Scan the lines below; pull out those with "SELECT".

[Collection entries]

***

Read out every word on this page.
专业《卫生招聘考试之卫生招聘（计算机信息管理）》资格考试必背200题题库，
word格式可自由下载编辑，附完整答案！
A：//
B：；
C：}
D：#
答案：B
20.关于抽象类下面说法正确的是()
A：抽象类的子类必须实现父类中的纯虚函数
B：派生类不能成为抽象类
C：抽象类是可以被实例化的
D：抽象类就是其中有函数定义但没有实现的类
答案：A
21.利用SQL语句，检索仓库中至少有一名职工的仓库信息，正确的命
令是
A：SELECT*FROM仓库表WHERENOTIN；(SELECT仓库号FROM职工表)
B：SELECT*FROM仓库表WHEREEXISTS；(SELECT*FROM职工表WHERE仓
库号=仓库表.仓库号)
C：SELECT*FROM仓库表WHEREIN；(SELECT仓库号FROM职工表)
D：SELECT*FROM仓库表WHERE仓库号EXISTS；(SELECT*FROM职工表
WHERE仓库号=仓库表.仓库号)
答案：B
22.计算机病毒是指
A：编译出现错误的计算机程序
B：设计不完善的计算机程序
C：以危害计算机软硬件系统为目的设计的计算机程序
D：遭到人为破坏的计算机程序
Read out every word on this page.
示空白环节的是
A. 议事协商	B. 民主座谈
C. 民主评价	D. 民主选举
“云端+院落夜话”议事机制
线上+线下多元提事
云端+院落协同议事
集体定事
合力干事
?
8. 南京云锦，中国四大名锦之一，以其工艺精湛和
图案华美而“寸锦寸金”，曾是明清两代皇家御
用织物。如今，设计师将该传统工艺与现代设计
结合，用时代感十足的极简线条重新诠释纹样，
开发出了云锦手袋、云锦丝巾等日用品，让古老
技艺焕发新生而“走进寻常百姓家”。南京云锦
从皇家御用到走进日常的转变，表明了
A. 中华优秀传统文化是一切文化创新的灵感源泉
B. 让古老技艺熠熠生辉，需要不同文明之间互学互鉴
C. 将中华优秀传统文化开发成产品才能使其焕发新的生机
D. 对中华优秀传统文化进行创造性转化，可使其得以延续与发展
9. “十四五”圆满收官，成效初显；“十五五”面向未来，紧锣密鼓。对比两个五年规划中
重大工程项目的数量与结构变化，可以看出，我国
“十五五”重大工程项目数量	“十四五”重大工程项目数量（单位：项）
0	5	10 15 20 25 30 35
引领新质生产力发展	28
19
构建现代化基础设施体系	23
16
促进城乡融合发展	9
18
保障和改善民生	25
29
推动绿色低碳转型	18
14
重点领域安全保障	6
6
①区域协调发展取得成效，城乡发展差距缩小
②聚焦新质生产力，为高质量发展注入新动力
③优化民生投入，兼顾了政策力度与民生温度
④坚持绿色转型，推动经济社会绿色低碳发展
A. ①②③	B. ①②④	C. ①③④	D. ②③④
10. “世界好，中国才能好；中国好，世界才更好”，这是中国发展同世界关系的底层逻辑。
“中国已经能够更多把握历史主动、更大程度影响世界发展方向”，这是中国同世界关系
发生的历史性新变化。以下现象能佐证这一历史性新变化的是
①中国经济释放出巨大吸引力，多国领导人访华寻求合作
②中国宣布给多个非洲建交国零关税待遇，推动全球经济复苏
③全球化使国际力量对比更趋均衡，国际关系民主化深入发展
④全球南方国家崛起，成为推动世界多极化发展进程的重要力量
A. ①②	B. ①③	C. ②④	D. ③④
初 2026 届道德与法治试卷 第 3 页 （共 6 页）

***

• OUTPUT OF THE EXERCISE:
A：SELECT*FROM仓库表WHERENOTIN；(SELECT仓库号FROM职工表)
B：SELECT*FROM仓库表WHEREEXISTS；(SELECT*FROM职工表WHERE仓
C：SELECT*FROM仓库表WHEREIN；(SELECT仓库号FROM职工表)
D：SELECT*FROM仓库表WHERE仓库号EXISTS；(SELECT*FROM职工表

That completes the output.